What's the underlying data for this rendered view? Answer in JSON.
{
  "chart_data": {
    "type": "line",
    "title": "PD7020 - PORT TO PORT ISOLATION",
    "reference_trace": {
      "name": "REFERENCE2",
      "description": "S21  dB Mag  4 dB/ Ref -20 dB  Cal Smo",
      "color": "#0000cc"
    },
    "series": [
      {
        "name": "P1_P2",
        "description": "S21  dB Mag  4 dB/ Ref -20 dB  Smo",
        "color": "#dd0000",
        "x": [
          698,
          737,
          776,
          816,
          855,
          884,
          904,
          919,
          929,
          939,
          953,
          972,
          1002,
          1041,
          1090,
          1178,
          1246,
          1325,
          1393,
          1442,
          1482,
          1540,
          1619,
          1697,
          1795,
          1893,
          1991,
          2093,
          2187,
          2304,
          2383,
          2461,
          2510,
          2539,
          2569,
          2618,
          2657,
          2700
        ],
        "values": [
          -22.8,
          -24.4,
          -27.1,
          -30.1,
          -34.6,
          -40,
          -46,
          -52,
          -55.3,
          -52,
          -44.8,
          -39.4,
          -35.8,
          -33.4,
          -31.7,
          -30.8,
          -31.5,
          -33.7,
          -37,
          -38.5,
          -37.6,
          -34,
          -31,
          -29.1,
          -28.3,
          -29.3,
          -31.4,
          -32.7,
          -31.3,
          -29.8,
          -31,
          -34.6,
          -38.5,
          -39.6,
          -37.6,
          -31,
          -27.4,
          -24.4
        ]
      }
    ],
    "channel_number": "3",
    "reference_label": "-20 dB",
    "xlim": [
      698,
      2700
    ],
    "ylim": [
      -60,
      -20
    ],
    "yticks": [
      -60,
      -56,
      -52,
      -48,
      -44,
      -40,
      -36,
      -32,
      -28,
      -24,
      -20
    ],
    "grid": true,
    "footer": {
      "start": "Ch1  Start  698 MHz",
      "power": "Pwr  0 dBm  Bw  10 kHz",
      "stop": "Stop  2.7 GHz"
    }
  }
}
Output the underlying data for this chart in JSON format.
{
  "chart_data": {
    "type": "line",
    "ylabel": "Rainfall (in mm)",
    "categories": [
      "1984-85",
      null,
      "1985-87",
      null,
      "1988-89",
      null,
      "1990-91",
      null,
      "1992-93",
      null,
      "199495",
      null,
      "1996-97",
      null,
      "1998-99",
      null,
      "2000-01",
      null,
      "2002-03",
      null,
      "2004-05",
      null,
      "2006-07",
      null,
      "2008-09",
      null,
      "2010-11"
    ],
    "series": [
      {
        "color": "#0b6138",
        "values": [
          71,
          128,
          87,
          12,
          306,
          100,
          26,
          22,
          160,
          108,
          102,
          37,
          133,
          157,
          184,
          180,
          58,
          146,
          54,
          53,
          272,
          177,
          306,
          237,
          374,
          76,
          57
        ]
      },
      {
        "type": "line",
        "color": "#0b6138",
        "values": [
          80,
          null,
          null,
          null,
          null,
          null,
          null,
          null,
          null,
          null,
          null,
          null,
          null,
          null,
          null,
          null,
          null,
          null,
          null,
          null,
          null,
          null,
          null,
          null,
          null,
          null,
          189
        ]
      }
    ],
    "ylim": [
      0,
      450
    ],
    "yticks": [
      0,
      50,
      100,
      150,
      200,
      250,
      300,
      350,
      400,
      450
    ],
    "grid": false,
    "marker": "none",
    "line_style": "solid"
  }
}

* * * * * * *

**WHAT IS ASKED**
Give the listing above again, word for word.

**OUTPUT BELOW**
What's the underlying data for this rendered view? Answer in JSON.
{
  "chart_data": {
    "type": "line",
    "title": "PD7020 - PORT TO PORT ISOLATION",
    "reference_trace": {
      "name": "REFERENCE2",
      "description": "S21  dB Mag  4 dB/ Ref -20 dB  Cal Smo",
      "color": "#0000cc"
    },
    "series": [
      {
        "name": "P1_P2",
        "description": "S21  dB Mag  4 dB/ Ref -20 dB  Smo",
        "color": "#dd0000",
        "x": [
          698,
          737,
          776,
          816,
          855,
          884,
          904,
          919,
          929,
          939,
          953,
          972,
          1002,
          1041,
          1090,
          1178,
          1246,
          1325,
          1393,
          1442,
          1482,
          1540,
          1619,
          1697,
          1795,
          1893,
          1991,
          2093,
          2187,
          2304,
          2383,
          2461,
          2510,
          2539,
          2569,
          2618,
          2657,
          2700
        ],
        "values": [
          -22.8,
          -24.4,
          -27.1,
          -30.1,
          -34.6,
          -40,
          -46,
          -52,
          -55.3,
          -52,
          -44.8,
          -39.4,
          -35.8,
          -33.4,
          -31.7,
          -30.8,
          -31.5,
          -33.7,
          -37,
          -38.5,
          -37.6,
          -34,
          -31,
          -29.1,
          -28.3,
          -29.3,
          -31.4,
          -32.7,
          -31.3,
          -29.8,
          -31,
          -34.6,
          -38.5,
          -39.6,
          -37.6,
          -31,
          -27.4,
          -24.4
        ]
      }
    ],
    "channel_number": "3",
    "reference_label": "-20 dB",
    "xlim": [
      698,
      2700
    ],
    "ylim": [
      -60,
      -20
    ],
    "yticks": [
      -60,
      -56,
      -52,
      -48,
      -44,
      -40,
      -36,
      -32,
      -28,
      -24,
      -20
    ],
    "grid": true,
    "footer": {
      "start": "Ch1  Start  698 MHz",
      "power": "Pwr  0 dBm  Bw  10 kHz",
      "stop": "Stop  2.7 GHz"
    }
  }
}
Output the underlying data for this chart in JSON format.
{
  "chart_data": {
    "type": "line",
    "ylabel": "Rainfall (in mm)",
    "categories": [
      "1984-85",
      null,
      "1985-87",
      null,
      "1988-89",
      null,
      "1990-91",
      null,
      "1992-93",
      null,
      "199495",
      null,
      "1996-97",
      null,
      "1998-99",
      null,
      "2000-01",
      null,
      "2002-03",
      null,
      "2004-05",
      null,
      "2006-07",
      null,
      "2008-09",
      null,
      "2010-11"
    ],
    "series": [
      {
        "color": "#0b6138",
        "values": [
          71,
          128,
          87,
          12,
          306,
          100,
          26,
          22,
          160,
          108,
          102,
          37,
          133,
          157,
          184,
          180,
          58,
          146,
          54,
          53,
          272,
          177,
          306,
          237,
          374,
          76,
          57
        ]
      },
      {
        "type": "line",
        "color": "#0b6138",
        "values": [
          80,
          null,
          null,
          null,
          null,
          null,
          null,
          null,
          null,
          null,
          null,
          null,
          null,
          null,
          null,
          null,
          null,
          null,
          null,
          null,
          null,
          null,
          null,
          null,
          null,
          null,
          189
        ]
      }
    ],
    "ylim": [
      0,
      450
    ],
    "yticks": [
      0,
      50,
      100,
      150,
      200,
      250,
      300,
      350,
      400,
      450
    ],
    "grid": false,
    "marker": "none",
    "line_style": "solid"
  }
}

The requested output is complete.